## Aim of the task
Draw out every line with the word "全国一卷" from the listing below.

## Available data
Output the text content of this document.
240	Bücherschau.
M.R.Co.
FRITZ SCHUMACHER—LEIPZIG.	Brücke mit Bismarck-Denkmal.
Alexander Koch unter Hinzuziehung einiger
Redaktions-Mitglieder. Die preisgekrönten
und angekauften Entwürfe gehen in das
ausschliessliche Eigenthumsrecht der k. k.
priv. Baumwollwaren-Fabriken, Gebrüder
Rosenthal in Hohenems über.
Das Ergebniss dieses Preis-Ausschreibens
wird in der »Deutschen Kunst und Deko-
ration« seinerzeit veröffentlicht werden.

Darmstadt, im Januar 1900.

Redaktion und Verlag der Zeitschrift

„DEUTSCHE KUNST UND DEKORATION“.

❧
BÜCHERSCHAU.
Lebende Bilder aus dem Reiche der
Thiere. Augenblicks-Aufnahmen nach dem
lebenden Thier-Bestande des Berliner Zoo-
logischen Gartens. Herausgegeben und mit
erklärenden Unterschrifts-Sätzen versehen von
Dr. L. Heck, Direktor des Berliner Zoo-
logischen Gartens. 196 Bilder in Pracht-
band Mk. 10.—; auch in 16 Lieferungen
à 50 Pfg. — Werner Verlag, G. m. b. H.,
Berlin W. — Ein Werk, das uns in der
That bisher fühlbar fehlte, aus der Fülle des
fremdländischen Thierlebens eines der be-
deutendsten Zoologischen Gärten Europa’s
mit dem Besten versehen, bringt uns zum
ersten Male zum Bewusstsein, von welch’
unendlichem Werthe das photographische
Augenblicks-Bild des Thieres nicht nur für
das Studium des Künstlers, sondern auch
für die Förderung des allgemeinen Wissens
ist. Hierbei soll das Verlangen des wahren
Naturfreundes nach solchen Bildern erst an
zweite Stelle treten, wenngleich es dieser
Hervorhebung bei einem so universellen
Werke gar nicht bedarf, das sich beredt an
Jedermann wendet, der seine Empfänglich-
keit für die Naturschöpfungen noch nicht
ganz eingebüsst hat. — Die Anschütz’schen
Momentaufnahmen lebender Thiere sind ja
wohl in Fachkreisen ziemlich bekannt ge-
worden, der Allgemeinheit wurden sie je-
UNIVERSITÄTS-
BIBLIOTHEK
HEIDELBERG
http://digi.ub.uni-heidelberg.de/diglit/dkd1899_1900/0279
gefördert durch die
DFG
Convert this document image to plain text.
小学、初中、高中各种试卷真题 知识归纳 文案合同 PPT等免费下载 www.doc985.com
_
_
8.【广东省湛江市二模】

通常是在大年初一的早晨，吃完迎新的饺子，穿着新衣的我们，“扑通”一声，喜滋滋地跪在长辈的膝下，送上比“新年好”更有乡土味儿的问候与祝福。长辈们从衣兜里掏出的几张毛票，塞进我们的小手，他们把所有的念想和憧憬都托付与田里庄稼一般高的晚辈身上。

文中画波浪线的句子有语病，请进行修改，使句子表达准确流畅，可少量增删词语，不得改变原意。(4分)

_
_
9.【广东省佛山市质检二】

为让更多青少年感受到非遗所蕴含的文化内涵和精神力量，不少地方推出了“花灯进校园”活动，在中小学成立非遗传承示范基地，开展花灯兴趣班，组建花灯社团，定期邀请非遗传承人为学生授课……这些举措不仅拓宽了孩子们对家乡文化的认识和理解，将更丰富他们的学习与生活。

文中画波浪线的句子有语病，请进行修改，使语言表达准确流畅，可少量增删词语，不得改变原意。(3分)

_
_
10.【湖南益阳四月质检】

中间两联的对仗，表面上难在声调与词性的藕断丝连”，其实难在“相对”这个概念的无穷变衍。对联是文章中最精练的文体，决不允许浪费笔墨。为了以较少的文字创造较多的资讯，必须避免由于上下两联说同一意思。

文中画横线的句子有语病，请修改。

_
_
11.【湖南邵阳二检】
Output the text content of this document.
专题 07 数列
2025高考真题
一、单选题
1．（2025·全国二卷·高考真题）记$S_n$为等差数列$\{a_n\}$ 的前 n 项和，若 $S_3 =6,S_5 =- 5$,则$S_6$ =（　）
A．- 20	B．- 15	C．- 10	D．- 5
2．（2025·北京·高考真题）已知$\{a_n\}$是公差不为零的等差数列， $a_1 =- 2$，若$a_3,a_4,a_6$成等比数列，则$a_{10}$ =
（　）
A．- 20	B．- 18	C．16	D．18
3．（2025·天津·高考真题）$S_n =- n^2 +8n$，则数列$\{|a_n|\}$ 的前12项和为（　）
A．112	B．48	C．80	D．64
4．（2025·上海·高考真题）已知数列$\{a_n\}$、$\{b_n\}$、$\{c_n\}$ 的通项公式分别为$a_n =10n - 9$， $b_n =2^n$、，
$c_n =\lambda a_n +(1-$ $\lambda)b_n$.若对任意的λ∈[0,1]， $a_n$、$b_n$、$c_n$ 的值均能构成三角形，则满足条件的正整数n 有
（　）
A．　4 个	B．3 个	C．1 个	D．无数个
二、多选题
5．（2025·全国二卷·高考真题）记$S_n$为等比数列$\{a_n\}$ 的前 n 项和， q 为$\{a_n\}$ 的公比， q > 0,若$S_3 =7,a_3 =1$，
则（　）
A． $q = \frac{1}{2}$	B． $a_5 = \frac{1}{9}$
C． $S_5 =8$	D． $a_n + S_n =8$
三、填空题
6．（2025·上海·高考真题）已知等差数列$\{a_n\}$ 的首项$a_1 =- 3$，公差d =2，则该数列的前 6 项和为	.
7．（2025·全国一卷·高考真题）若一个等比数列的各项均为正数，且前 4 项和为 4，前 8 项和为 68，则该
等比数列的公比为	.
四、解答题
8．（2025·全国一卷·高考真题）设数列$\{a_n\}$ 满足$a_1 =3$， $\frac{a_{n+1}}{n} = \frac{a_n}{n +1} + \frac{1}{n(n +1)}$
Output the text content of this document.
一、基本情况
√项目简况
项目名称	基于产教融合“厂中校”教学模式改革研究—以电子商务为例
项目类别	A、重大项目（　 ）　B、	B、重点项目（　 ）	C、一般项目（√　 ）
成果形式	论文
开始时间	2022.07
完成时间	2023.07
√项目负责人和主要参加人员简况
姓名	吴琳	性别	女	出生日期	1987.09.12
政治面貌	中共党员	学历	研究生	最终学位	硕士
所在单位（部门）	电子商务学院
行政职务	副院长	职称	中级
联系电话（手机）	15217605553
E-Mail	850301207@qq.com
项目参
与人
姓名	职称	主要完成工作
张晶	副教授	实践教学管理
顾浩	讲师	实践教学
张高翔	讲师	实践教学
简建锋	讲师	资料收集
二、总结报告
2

## The response
7．（2025·全国一卷·高考真题）若一个等比数列的各项均为正数，且前 4 项和为 4，前 8 项和为 68，则该
8．（2025·全国一卷·高考真题）设数列$\{a_n\}$ 满足$a_1 =3$， $\frac{a_{n+1}}{n} = \frac{a_n}{n +1} + \frac{1}{n(n +1)}$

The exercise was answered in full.